Territorial


Acordei e fui logo pro sol lagartear. Fiquei ali por pelo menos uma hora, lendo e absorvendo o sol de uma manhã de inverno. Se o inverno acorda com o sol e, se neste dia eu posso curti-lo, transmuto-me em réptil. Sento-me num banco de praça ou deito na grama e me aqueço em leituras.

Hoje moro na serra de Teresópolis. Troquei o mar pela montanha; o calor pelo clima ameno; a neurose pela tranquilidade. Posso dizer que o meu calmante é o meu lar. Aqui me sinto soberano. Faço o que quero e quando eu quero. As regras (quase nenhuma) criadas por mim podem ser quebradas a qualquer momento – não tenho sindico para me multar e nem vizinho para me dedurar. Sou livre em meu espaço. Minha casa, minha oca.

Aqui recebo quem eu quero e quando há invasão, é invasão permitida. Permito turismo com bilhete de chegada e partida. Nada de green card; nada de território livre; nada de fronteiras abertas. Minha casa, meu Estado.

Mercorsul! Só em beijinhos e carícias.

Preservo minha natureza com pequenas ementas, passíveis de uma redação maior.

Confesso que nada é pra sempre. Posso mudar minhas regras a qualquer momento. Sou livre pra isso. Vantagem adquirida. Mesmo que pra isto transforme meu território em Faixa de gaza. Aqui tenho o livre arbítrio.

Afinal, Paraíso só o bairro em que moro.

Mas, por enquanto, vou lagarteando em gramas e redes, só absorvendo, só anotando, só adquirindo energia e conhecimento.


Paulo Francisco



(Ainda sem conexão)

Hibernação



Tudo nublado. Lá fora o tempo canta dia frio e apagado. Deito-me em protesto ao sol que não veio. Cubro-me para esconder-me do ar gélido que vem da janela. Todos sabem que eu não gosto de dias cinza. Torno-me mais preguiçoso que devia. Perco o meu dia entre cobertas e respiração em ar viciado.

* O QUE FAZER: Copie fielmente a parte do trecho que se inicia nas palavras que contêm "Aqui recebo quem" e se encerra em "o livre arbítrio.". As entradas a seguir não são necessárias.

* DADOS DE ORIGEM:

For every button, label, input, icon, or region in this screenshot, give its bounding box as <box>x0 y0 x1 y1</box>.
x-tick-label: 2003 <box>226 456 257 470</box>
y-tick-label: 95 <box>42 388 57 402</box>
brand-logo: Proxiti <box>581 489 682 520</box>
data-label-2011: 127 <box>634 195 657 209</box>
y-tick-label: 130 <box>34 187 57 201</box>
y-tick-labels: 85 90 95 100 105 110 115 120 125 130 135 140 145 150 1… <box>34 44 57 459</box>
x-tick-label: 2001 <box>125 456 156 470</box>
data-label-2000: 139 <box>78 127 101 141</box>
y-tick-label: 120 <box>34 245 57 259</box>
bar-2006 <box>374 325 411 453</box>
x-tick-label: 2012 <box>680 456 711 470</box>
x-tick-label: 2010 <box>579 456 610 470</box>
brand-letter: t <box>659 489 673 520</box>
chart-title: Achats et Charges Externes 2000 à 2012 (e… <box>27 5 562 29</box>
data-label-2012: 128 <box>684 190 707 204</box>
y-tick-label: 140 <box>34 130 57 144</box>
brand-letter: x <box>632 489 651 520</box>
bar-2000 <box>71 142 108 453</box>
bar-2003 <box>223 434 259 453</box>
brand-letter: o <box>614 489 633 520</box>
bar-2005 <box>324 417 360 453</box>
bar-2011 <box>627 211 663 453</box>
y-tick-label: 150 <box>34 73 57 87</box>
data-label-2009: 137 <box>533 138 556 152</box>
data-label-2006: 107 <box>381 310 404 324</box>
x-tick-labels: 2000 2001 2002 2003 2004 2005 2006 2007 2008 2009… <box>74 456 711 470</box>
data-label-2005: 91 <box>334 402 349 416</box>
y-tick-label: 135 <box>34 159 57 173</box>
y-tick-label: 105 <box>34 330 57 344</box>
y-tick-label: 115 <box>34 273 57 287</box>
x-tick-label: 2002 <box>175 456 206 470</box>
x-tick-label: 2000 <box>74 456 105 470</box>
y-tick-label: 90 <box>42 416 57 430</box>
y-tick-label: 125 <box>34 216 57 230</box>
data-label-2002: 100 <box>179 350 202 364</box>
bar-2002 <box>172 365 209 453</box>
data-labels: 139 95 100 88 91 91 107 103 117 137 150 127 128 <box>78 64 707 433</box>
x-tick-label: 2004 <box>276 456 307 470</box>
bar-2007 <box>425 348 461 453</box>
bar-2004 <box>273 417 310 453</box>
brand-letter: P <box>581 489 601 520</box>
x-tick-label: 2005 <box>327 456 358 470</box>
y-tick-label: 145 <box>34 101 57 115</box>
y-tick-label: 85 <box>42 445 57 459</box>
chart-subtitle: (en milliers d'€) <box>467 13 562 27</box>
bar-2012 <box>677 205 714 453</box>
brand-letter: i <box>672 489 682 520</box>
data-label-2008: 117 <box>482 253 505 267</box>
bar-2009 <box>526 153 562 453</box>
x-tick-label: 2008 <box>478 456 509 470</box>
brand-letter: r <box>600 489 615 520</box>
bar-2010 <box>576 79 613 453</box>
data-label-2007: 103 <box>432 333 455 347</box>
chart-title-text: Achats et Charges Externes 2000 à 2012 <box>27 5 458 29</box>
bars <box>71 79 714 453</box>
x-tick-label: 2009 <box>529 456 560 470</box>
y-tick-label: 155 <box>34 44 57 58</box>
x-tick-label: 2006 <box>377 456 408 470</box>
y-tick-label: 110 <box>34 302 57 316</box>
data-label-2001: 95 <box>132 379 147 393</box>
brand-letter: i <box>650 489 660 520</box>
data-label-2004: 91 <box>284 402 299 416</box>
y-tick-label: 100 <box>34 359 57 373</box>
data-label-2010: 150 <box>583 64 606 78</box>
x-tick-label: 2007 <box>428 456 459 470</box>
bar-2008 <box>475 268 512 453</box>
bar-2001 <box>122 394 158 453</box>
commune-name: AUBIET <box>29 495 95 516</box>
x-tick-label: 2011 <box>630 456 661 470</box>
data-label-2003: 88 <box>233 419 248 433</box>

* RESULTADO DO EXERCÍCIO:
Aqui recebo quem eu quero e quando há invasão, é invasão permitida. Permito turismo com bilhete de chegada e partida. Nada de green card; nada de território livre; nada de fronteiras abertas. Minha casa, meu Estado.

Mercorsul! Só em beijinhos e carícias.

Preservo minha natureza com pequenas ementas, passíveis de uma redação maior.

Confesso que nada é pra sempre. Posso mudar minhas regras a qualquer momento. Sou livre pra isso. Vantagem adquirida. Mesmo que pra isto transforme meu território em Faixa de gaza. Aqui tenho o livre arbítrio.